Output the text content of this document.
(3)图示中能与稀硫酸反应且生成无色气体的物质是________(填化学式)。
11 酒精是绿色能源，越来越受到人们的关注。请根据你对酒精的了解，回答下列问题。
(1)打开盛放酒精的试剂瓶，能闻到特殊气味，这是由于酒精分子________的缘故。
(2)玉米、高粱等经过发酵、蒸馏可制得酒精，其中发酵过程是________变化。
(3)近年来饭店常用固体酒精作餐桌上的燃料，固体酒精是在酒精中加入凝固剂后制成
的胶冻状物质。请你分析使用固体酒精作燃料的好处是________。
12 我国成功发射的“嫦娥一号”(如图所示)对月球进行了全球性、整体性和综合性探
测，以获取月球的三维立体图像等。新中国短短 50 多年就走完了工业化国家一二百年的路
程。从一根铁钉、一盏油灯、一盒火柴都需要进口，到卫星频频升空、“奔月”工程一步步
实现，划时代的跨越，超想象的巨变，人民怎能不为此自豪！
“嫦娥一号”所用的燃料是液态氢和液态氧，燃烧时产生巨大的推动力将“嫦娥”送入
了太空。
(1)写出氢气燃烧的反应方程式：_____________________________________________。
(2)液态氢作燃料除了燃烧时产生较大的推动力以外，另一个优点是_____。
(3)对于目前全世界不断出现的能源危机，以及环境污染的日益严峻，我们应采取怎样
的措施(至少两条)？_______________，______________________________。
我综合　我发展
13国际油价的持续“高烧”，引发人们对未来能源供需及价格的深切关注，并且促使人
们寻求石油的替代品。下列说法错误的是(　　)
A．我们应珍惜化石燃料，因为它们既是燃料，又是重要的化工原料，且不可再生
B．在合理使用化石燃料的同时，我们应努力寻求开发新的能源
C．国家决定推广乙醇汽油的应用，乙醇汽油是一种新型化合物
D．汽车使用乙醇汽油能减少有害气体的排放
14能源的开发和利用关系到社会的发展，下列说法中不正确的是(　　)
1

### Work to do
Copy out the whole listing exactly.

### Exercise answer
Output the text content of this document.
(3)图示中能与稀硫酸反应且生成无色气体的物质是________(填化学式)。
11 酒精是绿色能源，越来越受到人们的关注。请根据你对酒精的了解，回答下列问题。
(1)打开盛放酒精的试剂瓶，能闻到特殊气味，这是由于酒精分子________的缘故。
(2)玉米、高粱等经过发酵、蒸馏可制得酒精，其中发酵过程是________变化。
(3)近年来饭店常用固体酒精作餐桌上的燃料，固体酒精是在酒精中加入凝固剂后制成
的胶冻状物质。请你分析使用固体酒精作燃料的好处是________。
12 我国成功发射的“嫦娥一号”(如图所示)对月球进行了全球性、整体性和综合性探
测，以获取月球的三维立体图像等。新中国短短 50 多年就走完了工业化国家一二百年的路
程。从一根铁钉、一盏油灯、一盒火柴都需要进口，到卫星频频升空、“奔月”工程一步步
实现，划时代的跨越，超想象的巨变，人民怎能不为此自豪！
“嫦娥一号”所用的燃料是液态氢和液态氧，燃烧时产生巨大的推动力将“嫦娥”送入
了太空。
(1)写出氢气燃烧的反应方程式：_____________________________________________。
(2)液态氢作燃料除了燃烧时产生较大的推动力以外，另一个优点是_____。
(3)对于目前全世界不断出现的能源危机，以及环境污染的日益严峻，我们应采取怎样
的措施(至少两条)？_______________，______________________________。
我综合　我发展
13国际油价的持续“高烧”，引发人们对未来能源供需及价格的深切关注，并且促使人
们寻求石油的替代品。下列说法错误的是(　　)
A．我们应珍惜化石燃料，因为它们既是燃料，又是重要的化工原料，且不可再生
B．在合理使用化石燃料的同时，我们应努力寻求开发新的能源
C．国家决定推广乙醇汽油的应用，乙醇汽油是一种新型化合物
D．汽车使用乙醇汽油能减少有害气体的排放
14能源的开发和利用关系到社会的发展，下列说法中不正确的是(　　)
1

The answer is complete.